◆ WHAT THE TASK REQUIRES ◆
Restate the whole listing exactly.

◆ DATA FOR THE TASK ◆

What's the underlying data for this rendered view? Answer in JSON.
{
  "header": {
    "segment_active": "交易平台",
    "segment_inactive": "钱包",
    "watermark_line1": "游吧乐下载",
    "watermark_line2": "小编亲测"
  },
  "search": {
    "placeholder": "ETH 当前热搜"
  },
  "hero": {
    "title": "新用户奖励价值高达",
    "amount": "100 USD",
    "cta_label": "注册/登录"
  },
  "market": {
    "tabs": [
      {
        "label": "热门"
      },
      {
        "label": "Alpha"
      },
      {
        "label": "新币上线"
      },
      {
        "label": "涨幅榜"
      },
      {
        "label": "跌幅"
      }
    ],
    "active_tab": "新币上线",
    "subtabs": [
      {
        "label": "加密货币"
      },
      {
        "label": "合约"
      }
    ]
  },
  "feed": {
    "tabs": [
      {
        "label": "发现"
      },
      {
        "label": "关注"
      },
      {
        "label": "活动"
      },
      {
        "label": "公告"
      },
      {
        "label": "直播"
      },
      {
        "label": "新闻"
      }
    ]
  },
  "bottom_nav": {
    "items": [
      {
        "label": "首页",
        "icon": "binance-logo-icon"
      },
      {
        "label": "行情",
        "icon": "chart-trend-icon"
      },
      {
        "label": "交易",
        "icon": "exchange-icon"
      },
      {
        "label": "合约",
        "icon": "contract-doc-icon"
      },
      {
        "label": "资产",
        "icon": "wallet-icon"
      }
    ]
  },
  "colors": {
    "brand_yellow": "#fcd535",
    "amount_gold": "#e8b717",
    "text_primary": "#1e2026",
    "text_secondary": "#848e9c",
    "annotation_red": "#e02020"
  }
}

◆ THE ANSWER ◆
What's the underlying data for this rendered view? Answer in JSON.
{
  "header": {
    "segment_active": "交易平台",
    "segment_inactive": "钱包",
    "watermark_line1": "游吧乐下载",
    "watermark_line2": "小编亲测"
  },
  "search": {
    "placeholder": "ETH 当前热搜"
  },
  "hero": {
    "title": "新用户奖励价值高达",
    "amount": "100 USD",
    "cta_label": "注册/登录"
  },
  "market": {
    "tabs": [
      {
        "label": "热门"
      },
      {
        "label": "Alpha"
      },
      {
        "label": "新币上线"
      },
      {
        "label": "涨幅榜"
      },
      {
        "label": "跌幅"
      }
    ],
    "active_tab": "新币上线",
    "subtabs": [
      {
        "label": "加密货币"
      },
      {
        "label": "合约"
      }
    ]
  },
  "feed": {
    "tabs": [
      {
        "label": "发现"
      },
      {
        "label": "关注"
      },
      {
        "label": "活动"
      },
      {
        "label": "公告"
      },
      {
        "label": "直播"
      },
      {
        "label": "新闻"
      }
    ]
  },
  "bottom_nav": {
    "items": [
      {
        "label": "首页",
        "icon": "binance-logo-icon"
      },
      {
        "label": "行情",
        "icon": "chart-trend-icon"
      },
      {
        "label": "交易",
        "icon": "exchange-icon"
      },
      {
        "label": "合约",
        "icon": "contract-doc-icon"
      },
      {
        "label": "资产",
        "icon": "wallet-icon"
      }
    ]
  },
  "colors": {
    "brand_yellow": "#fcd535",
    "amount_gold": "#e8b717",
    "text_primary": "#1e2026",
    "text_secondary": "#848e9c",
    "annotation_red": "#e02020"
  }
}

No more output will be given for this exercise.